### Fragmento
------------------------------

Conocí a Don Carlos Menéndez Navarrete en julio de 1984, al ingresar al Diario de Yucatán, aun cuando de septiembre de 1982 a mayo de 1983 trabajé para el Diario en Campeche.
Llegar al Diario de Yucatán era un logro personal y tratar con Don Carlos Menéndez un privilegio. Era el hombre que, en los hechos, dirigía el periódico, aun cuando su padre, Don Abel Menéndez Romero, ausente ya de la empresa, aparecía en el directorio y ahí se mantuvo hasta su muerte en 1986.
Don Carlos era un hombre que imponía respeto, de pensamiento claro y congruente, que heredó de su abuelo, Don Carlos Menéndez González, el culto al trabajo, la austeridad y la modestia. Era un ferviente católico y no toleraba a quienes sostenían la tan criticada doble moral.
Trabajaba con las puertas de su oficina abiertas y a él teníamos acceso todos: el encargado de la limpieza, mantenimiento, operadores de la prensa, secretarias, reporteros, todos. Escuchaba a quien acudía a él, casi siempre con necesidades económicas, y lo ayudaba. En primera instancia, buscaba que el Diario les brindara el apoyo requerido, pero cuando eso no era posible, lo que ocurría frecuentemente, lo hacía de su peculio.
En su oficina atendía todas las mañanas los asuntos que tuviesen que ver con la empresa que dirigía, recibía a políticos, amigos y a distintas personalidades que acudían no sólo en busca de una entrevista, sino también para consultarle o informarle sobre proyectos o programas.
Por las tardes, Don Carlos hacía lo que más le gustaba en la vida: ejercer el periodismo. Lo mismo revisaba las notas ya redactadas y tituladas en papel, listas para su captura, que revisaba proyectos editoriales, daba el visto bueno a las páginas ya formadas o escribía artículos o columnas en las que plasmaba su opinión sobre el acontecer local y nacional, principalmente.

------------------------------

### Datos registrados
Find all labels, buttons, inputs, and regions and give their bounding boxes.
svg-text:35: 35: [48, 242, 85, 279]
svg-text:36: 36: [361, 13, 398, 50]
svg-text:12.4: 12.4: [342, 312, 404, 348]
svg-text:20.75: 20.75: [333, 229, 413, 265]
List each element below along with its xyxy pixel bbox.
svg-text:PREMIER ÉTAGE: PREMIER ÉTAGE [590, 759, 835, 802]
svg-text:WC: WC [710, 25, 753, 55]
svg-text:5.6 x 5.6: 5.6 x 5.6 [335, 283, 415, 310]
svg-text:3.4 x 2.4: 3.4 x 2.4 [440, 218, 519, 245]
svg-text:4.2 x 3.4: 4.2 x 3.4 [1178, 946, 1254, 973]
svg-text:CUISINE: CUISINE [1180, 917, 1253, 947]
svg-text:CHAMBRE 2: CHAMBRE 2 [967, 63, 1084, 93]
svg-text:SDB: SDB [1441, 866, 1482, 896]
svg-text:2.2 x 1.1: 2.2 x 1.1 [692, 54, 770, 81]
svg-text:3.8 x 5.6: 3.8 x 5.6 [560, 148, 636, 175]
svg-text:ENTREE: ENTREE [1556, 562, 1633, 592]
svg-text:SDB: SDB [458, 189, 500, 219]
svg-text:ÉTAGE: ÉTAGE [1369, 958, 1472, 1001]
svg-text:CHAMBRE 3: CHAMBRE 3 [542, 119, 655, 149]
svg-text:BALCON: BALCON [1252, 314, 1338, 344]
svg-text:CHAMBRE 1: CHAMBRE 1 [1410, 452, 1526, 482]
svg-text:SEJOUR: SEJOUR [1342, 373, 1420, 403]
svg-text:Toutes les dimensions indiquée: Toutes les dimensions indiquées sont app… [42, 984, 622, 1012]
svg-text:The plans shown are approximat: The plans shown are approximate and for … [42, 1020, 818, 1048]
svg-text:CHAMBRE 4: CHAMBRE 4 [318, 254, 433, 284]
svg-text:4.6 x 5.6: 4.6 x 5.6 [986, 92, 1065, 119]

------------------------------

### Indicaciones de tarea
Continúa el fragmento sobre Don Carlos Menéndez Navarrete a partir de su última oración.

### Respuesta del ejercicio
Escribía como debe hacerlo quien busca comunicar algo: con pulcritud, de forma clara, concisa, directa, respetuosa, pero con una agudeza que sólo puede tener una persona con pensamiento claro.
Su Primera Columna era la más leída del periódico. Creó un personaje, César Pompeyo, un “cerverista” que desde su habitual banca de la Plaza Grande de Mérida hacía profunda crítica al gobierno y a los personajes que estaban al frente.
Acostumbraba llamar a reporteros y redactores para corregirnos, siempre apoyado en su Diccionario de la Real Academia Española. Nos hacía leer en voz alta la definición del vocablo mal empleado y nos preguntaba: “¿lo entendiste?”. Luego, nos ponía ejemplos sobre su correcta aplicación y concluía con una advertencia: “Si vuelvo a encontrar esta palabra mal empleada en un texto tuyo, te voy a llamar y a recordarte esta plática. Eso sí, no habrá una tercera”.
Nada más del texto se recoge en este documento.